» Goal
Copy every line that holds "Otros".

» Records for processing
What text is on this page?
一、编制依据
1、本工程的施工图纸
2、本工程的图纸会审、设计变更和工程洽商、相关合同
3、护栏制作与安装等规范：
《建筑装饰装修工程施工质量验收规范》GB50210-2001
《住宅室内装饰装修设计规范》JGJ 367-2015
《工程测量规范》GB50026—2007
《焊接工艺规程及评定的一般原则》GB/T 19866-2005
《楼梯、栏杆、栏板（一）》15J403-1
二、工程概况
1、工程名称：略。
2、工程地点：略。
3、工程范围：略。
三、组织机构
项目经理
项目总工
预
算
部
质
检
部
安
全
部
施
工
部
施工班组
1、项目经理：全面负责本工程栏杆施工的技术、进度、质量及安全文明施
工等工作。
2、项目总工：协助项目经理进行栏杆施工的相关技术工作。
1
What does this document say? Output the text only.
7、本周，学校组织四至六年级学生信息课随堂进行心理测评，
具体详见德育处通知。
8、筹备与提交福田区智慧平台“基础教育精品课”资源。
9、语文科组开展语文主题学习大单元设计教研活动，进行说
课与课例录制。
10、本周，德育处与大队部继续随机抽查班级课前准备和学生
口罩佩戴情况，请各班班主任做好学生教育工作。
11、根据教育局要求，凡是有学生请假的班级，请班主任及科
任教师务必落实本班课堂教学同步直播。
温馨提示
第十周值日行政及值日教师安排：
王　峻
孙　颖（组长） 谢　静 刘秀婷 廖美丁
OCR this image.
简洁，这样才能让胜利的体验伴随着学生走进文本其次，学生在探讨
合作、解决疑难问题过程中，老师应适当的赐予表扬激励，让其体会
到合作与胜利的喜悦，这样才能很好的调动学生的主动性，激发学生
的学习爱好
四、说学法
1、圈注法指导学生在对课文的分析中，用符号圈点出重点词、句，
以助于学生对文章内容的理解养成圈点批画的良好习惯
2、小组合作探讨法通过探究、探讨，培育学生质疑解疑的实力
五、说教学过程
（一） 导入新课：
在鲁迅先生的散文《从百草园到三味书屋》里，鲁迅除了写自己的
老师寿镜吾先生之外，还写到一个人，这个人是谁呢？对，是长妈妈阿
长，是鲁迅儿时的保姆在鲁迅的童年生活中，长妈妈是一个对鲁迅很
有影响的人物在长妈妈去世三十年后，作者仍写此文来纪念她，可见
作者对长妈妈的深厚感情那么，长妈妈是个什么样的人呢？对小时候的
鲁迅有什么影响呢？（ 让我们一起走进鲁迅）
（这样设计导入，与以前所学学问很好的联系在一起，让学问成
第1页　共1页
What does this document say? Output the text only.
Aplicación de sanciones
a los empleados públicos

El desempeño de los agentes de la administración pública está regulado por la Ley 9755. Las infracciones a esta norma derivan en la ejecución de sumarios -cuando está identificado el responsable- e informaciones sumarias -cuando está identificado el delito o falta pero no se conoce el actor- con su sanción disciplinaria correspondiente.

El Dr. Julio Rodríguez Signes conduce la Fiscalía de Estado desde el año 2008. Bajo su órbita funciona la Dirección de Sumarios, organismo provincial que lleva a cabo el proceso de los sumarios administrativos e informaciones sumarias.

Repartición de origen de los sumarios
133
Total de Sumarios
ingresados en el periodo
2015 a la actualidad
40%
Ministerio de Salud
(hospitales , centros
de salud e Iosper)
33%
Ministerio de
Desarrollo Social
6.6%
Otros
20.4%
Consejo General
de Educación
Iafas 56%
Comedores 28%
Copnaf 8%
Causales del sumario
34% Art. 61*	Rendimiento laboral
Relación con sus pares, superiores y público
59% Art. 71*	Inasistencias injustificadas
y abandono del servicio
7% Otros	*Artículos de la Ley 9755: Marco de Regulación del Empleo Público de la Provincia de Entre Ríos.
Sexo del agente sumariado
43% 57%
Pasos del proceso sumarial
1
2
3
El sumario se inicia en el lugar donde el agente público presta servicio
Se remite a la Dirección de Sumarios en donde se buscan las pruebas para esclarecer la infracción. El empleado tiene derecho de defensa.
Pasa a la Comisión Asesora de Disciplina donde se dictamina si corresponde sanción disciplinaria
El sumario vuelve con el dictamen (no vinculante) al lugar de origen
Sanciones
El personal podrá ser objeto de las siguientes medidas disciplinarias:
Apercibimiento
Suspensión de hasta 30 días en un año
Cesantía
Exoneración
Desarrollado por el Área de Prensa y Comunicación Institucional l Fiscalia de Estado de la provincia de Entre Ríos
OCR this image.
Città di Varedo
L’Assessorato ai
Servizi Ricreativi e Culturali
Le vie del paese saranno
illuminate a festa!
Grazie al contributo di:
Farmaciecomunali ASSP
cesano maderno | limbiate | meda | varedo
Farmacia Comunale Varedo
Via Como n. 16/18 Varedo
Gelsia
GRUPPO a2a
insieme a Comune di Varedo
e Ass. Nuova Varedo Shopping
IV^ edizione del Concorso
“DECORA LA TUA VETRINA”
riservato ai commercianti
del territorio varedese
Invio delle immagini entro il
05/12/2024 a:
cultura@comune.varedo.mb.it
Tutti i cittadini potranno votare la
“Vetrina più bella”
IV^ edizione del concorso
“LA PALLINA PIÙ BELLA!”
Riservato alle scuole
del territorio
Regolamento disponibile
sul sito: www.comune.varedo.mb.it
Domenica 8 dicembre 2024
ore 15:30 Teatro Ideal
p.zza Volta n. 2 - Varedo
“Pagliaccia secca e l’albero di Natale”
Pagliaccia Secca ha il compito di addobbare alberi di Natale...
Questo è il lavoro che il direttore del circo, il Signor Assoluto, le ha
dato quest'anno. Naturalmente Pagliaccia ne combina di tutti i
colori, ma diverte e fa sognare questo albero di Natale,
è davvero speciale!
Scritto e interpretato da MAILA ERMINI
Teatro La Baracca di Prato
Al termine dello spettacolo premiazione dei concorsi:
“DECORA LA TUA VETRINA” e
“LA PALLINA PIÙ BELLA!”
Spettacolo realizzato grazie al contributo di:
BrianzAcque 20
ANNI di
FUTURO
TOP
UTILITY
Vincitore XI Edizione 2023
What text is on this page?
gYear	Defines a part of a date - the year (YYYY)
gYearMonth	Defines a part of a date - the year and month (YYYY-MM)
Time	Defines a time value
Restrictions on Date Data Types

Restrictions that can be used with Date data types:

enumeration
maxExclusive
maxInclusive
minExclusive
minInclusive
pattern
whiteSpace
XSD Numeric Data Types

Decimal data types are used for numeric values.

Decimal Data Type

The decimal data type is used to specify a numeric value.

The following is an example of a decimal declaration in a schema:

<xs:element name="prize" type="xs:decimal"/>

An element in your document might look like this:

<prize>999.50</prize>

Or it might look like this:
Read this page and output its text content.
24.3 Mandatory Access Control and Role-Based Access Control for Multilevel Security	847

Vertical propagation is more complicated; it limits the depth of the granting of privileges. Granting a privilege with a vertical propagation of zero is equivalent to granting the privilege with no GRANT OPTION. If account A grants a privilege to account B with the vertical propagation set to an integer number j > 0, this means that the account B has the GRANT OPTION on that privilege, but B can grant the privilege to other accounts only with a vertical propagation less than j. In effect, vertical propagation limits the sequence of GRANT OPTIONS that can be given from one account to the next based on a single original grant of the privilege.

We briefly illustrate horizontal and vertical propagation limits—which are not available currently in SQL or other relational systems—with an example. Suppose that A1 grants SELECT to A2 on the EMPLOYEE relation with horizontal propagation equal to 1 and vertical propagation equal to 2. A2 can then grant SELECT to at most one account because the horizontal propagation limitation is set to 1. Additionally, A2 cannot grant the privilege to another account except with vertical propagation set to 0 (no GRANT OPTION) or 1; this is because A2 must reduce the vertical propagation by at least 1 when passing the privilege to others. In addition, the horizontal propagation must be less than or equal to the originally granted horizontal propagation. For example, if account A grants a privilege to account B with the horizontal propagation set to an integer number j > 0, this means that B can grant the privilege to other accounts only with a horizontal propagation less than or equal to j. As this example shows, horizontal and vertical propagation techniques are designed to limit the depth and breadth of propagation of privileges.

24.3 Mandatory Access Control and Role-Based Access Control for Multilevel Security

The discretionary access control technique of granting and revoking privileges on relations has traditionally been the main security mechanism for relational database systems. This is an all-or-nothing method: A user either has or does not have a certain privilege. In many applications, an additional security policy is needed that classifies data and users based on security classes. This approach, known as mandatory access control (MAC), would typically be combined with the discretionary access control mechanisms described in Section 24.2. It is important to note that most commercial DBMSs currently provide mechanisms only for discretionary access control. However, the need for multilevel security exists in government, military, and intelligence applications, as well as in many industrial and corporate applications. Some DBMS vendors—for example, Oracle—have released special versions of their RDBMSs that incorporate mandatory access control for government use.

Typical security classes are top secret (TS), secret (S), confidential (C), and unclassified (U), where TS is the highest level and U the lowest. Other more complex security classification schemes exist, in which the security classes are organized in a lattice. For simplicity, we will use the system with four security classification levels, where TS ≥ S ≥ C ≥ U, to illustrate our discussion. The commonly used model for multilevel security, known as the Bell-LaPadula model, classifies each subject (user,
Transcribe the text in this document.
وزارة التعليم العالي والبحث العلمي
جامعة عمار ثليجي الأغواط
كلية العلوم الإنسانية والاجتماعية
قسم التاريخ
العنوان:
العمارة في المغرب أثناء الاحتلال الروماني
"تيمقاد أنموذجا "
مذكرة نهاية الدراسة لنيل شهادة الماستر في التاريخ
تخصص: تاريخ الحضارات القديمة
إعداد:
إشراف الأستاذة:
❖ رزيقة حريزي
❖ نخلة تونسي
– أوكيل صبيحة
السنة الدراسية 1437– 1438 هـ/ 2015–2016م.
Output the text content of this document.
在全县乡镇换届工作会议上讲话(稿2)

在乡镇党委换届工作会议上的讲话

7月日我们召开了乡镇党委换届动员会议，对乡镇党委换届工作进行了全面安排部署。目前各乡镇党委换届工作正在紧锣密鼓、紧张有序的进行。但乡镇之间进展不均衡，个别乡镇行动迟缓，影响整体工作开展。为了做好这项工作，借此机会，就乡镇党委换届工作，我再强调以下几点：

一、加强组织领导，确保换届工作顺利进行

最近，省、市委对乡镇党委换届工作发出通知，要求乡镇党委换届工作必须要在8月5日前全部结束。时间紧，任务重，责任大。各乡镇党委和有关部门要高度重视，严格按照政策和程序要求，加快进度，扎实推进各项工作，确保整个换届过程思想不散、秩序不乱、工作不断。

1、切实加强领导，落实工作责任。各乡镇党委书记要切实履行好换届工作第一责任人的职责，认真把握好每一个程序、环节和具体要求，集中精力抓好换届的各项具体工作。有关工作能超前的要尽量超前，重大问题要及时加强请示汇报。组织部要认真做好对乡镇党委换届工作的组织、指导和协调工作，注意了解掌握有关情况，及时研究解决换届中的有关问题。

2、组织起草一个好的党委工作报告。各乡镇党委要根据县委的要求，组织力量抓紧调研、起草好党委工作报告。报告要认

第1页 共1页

» Task response
Otros
7% Otros	*Artículos de la Ley 9755: Marco de Regulación del Empleo Público de la Provincia de Entre Ríos.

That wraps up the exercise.